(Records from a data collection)
§

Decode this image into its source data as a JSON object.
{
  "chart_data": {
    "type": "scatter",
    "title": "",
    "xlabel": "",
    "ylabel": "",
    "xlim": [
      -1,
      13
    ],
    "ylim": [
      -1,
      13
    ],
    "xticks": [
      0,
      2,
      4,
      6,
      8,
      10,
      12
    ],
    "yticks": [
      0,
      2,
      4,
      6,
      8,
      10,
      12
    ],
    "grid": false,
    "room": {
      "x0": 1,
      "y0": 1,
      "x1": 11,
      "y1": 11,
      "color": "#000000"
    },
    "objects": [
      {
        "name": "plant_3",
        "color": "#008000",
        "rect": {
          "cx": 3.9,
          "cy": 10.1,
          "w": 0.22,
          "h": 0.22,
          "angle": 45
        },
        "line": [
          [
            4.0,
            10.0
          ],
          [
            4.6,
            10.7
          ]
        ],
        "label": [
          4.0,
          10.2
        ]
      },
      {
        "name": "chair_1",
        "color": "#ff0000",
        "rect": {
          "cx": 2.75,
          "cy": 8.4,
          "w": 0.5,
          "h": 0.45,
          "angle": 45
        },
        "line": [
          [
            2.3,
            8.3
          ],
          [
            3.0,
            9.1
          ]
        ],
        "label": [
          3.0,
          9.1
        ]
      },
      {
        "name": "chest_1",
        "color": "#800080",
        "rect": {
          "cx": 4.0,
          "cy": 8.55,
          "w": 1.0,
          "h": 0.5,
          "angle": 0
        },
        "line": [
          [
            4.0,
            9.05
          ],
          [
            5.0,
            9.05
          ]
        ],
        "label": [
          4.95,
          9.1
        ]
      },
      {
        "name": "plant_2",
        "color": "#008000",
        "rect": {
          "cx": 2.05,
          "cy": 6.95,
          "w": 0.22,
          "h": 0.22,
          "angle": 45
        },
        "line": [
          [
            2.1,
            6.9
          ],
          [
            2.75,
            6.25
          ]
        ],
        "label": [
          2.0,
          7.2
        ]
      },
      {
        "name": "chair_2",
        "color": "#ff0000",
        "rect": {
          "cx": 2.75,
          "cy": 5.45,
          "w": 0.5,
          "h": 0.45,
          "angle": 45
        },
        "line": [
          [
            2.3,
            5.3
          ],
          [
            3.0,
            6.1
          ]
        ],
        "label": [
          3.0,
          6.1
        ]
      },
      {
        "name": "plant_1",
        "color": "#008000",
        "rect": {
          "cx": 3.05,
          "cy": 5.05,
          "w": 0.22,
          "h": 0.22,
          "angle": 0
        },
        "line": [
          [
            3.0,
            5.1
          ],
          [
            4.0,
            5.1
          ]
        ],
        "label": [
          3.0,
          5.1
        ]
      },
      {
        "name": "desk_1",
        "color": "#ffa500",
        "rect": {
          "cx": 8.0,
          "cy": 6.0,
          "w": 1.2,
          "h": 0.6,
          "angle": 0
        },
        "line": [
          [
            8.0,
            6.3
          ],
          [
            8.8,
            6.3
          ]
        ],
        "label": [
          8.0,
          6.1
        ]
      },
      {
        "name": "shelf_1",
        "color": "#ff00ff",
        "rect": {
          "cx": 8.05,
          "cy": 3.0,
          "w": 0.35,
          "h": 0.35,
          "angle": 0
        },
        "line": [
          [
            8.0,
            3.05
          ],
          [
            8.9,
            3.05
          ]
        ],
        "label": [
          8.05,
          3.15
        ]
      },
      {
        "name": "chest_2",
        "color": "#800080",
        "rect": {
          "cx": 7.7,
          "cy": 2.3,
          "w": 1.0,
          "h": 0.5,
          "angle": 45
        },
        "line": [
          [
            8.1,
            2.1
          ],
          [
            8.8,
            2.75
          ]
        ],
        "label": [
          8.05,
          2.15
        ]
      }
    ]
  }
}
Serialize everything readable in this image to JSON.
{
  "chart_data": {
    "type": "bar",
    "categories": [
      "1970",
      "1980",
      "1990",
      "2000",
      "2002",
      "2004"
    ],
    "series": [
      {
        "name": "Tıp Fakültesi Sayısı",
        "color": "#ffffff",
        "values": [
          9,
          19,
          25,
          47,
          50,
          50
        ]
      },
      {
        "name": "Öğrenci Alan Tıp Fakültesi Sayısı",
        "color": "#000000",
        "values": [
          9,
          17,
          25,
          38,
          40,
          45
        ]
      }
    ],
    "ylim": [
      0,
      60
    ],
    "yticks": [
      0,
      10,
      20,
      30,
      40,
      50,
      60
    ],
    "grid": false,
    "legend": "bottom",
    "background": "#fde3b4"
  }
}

§

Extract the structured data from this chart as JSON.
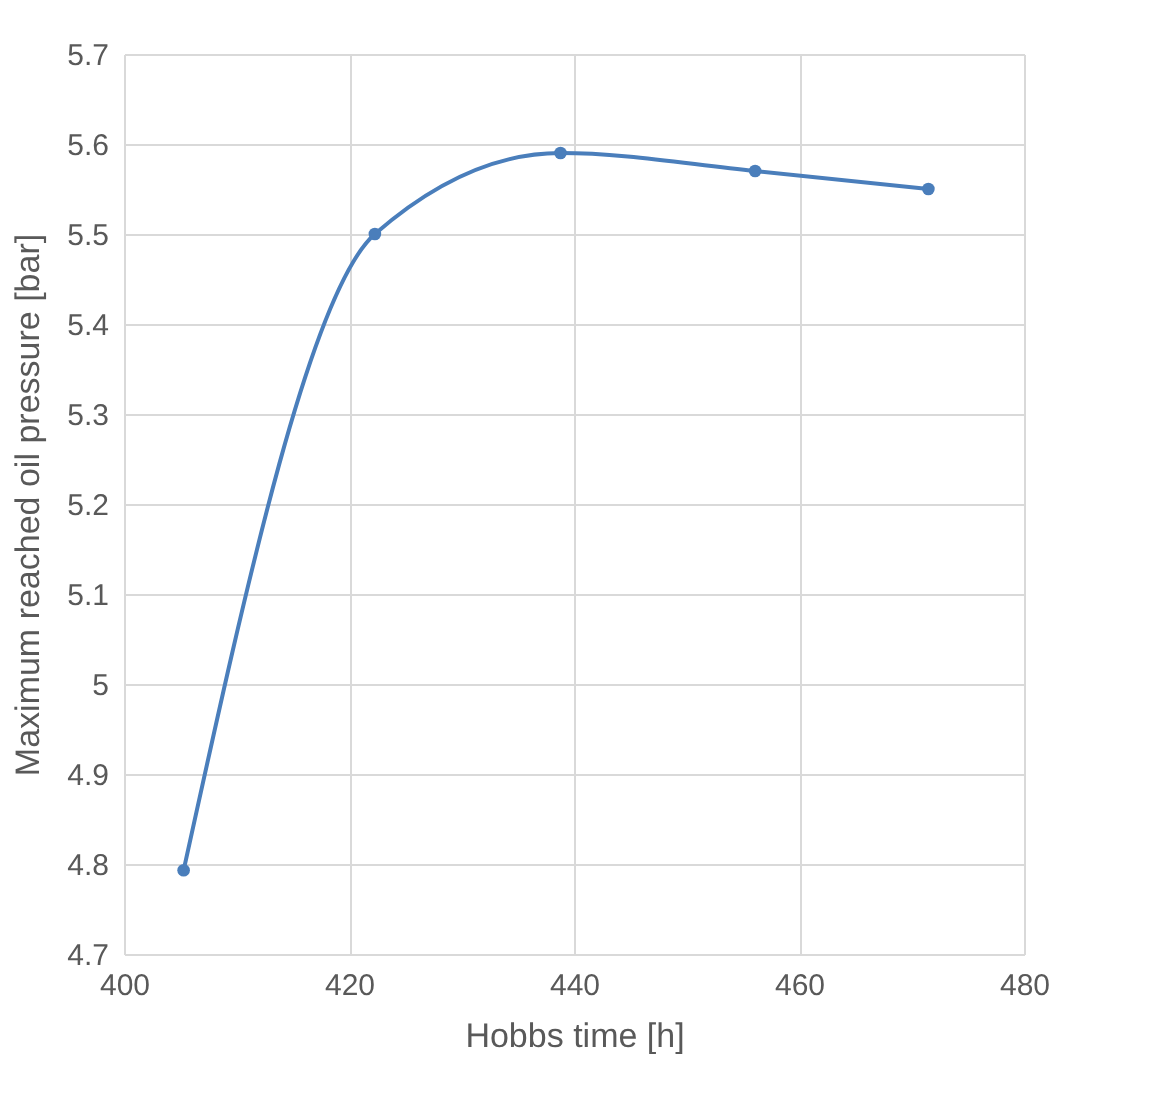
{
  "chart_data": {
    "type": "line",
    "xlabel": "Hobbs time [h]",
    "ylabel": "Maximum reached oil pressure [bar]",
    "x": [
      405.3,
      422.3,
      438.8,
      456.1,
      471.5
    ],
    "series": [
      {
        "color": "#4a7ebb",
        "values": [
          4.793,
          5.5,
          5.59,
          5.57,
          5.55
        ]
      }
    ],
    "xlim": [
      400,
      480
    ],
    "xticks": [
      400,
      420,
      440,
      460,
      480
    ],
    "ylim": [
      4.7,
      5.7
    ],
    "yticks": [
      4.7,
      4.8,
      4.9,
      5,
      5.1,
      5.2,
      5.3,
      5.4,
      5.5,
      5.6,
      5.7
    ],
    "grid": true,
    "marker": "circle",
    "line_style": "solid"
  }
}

§

— Your objective —
Report how many lines of the records above contain the word "Fakültesi", and give only that number.

— Answer to the problem —
2